» RECORD EXTRACTS
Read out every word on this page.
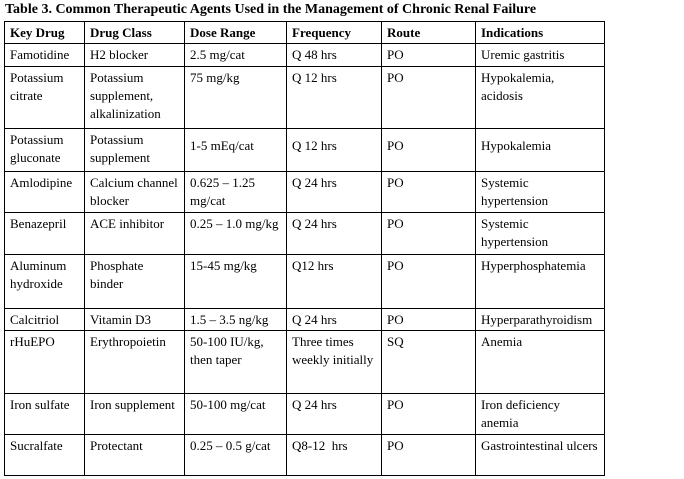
Table 3. Common Therapeutic Agents Used in the Management of Chronic Renal Failure
Key Drug	Drug Class	Dose Range	Frequency	Route	Indications
Famotidine	H2 blocker	2.5 mg/cat	Q 48 hrs	PO	Uremic gastritis
Potassium citrate	Potassium supplement, alkalinization	75 mg/kg	Q 12 hrs	PO	Hypokalemia, acidosis
Potassium gluconate	Potassium supplement	1-5 mEq/cat	Q 12 hrs	PO	Hypokalemia
Amlodipine	Calcium channel blocker	0.625 – 1.25 mg/cat	Q 24 hrs	PO	Systemic hypertension
Benazepril	ACE inhibitor	0.25 – 1.0 mg/kg	Q 24 hrs	PO	Systemic hypertension
Aluminum hydroxide	Phosphate binder	15-45 mg/kg	Q12 hrs	PO	Hyperphosphatemia
Calcitriol	Vitamin D3	1.5 – 3.5 ng/kg	Q 24 hrs	PO	Hyperparathyroidism
rHuEPO	Erythropoietin	50-100 IU/kg, then taper	Three times weekly initially	SQ	Anemia
Iron sulfate	Iron supplement	50-100 mg/cat	Q 24 hrs	PO	Iron deficiency anemia
Sucralfate	Protectant	0.25 – 0.5 g/cat	Q8-12  hrs	PO	Gastrointestinal ulcers
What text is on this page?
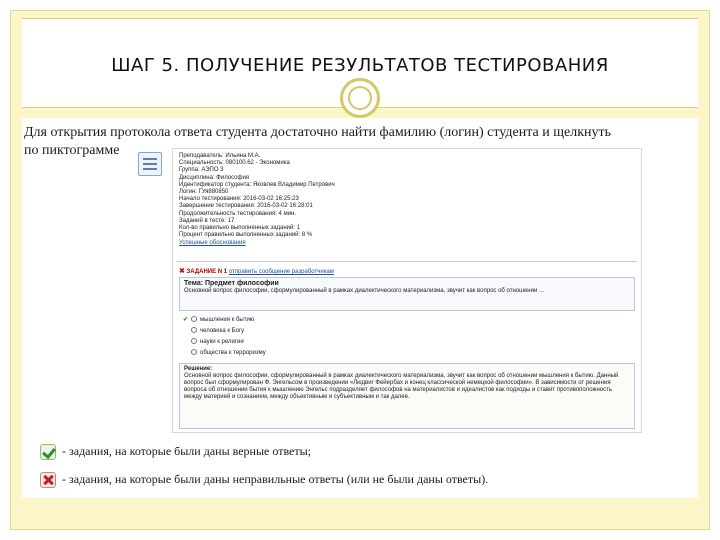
ШАГ 5. ПОЛУЧЕНИЕ РЕЗУЛЬТАТОВ ТЕСТИРОВАНИЯ
Для открытия протокола ответа студента достаточно найти фамилию (логин) студента и щелкнуть
по пиктограмме	Преподаватель: Ильина М.А.
Специальность: 080100.62 - Экономика
Группа: АЭПО 3
Дисциплина: Философия
Идентификатор студента: Яковлев Владимир Петрович
Логин: ГУя880850
Начало тестирования: 2016-03-02 16:25:23
Завершение тестирования: 2016-03-02 16:28:01
Продолжительность тестирования: 4 мин.
Заданий в тесте: 17
Кол-во правильно выполненных заданий: 1
Процент правильно выполненных заданий: 8 %
Успешные обоснования
✖ ЗАДАНИЕ N 1 отправить сообщение разработчикам
Тема: Предмет философии
Основной вопрос философии, сформулированный в рамках диалектического материализма, звучит как вопрос об отношении …
✔ мышления к бытию
человека к Богу
науки к религии
общества к терроризму
Решение:
Основной вопрос философии, сформулированный в рамках диалектического материализма, звучит как вопрос об отношении мышления к бытию. Данный вопрос был сформулирован Ф. Энгельсом в произведении «Людвиг Фейербах и конец классической немецкой философии». В зависимости от решения вопроса об отношении бытия к мышлению Энгельс подразделяет философов на материалистов и идеалистов как подходы и ставит противоположность между материей и сознанием, между объективным и субъективным и так далее.
- задания, на которые были даны верные ответы;
- задания, на которые были даны неправильные ответы (или не были даны ответы).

» EXERCISE PROMPT
Would you set down the listing exactly, omitting pictures?

» TASK OUTPUT
Read out every word on this page.
Table 3. Common Therapeutic Agents Used in the Management of Chronic Renal Failure
Key Drug	Drug Class	Dose Range	Frequency	Route	Indications
Famotidine	H2 blocker	2.5 mg/cat	Q 48 hrs	PO	Uremic gastritis
Potassium citrate	Potassium supplement, alkalinization	75 mg/kg	Q 12 hrs	PO	Hypokalemia, acidosis
Potassium gluconate	Potassium supplement	1-5 mEq/cat	Q 12 hrs	PO	Hypokalemia
Amlodipine	Calcium channel blocker	0.625 – 1.25 mg/cat	Q 24 hrs	PO	Systemic hypertension
Benazepril	ACE inhibitor	0.25 – 1.0 mg/kg	Q 24 hrs	PO	Systemic hypertension
Aluminum hydroxide	Phosphate binder	15-45 mg/kg	Q12 hrs	PO	Hyperphosphatemia
Calcitriol	Vitamin D3	1.5 – 3.5 ng/kg	Q 24 hrs	PO	Hyperparathyroidism
rHuEPO	Erythropoietin	50-100 IU/kg, then taper	Three times weekly initially	SQ	Anemia
Iron sulfate	Iron supplement	50-100 mg/cat	Q 24 hrs	PO	Iron deficiency anemia
Sucralfate	Protectant	0.25 – 0.5 g/cat	Q8-12  hrs	PO	Gastrointestinal ulcers
What text is on this page?
ШАГ 5. ПОЛУЧЕНИЕ РЕЗУЛЬТАТОВ ТЕСТИРОВАНИЯ
Для открытия протокола ответа студента достаточно найти фамилию (логин) студента и щелкнуть
по пиктограмме	Преподаватель: Ильина М.А.
Специальность: 080100.62 - Экономика
Группа: АЭПО 3
Дисциплина: Философия
Идентификатор студента: Яковлев Владимир Петрович
Логин: ГУя880850
Начало тестирования: 2016-03-02 16:25:23
Завершение тестирования: 2016-03-02 16:28:01
Продолжительность тестирования: 4 мин.
Заданий в тесте: 17
Кол-во правильно выполненных заданий: 1
Процент правильно выполненных заданий: 8 %
Успешные обоснования
✖ ЗАДАНИЕ N 1 отправить сообщение разработчикам
Тема: Предмет философии
Основной вопрос философии, сформулированный в рамках диалектического материализма, звучит как вопрос об отношении …
✔ мышления к бытию
человека к Богу
науки к религии
общества к терроризму
Решение:
Основной вопрос философии, сформулированный в рамках диалектического материализма, звучит как вопрос об отношении мышления к бытию. Данный вопрос был сформулирован Ф. Энгельсом в произведении «Людвиг Фейербах и конец классической немецкой философии». В зависимости от решения вопроса об отношении бытия к мышлению Энгельс подразделяет философов на материалистов и идеалистов как подходы и ставит противоположность между материей и сознанием, между объективным и субъективным и так далее.
- задания, на которые были даны верные ответы;
- задания, на которые были даны неправильные ответы (или не были даны ответы).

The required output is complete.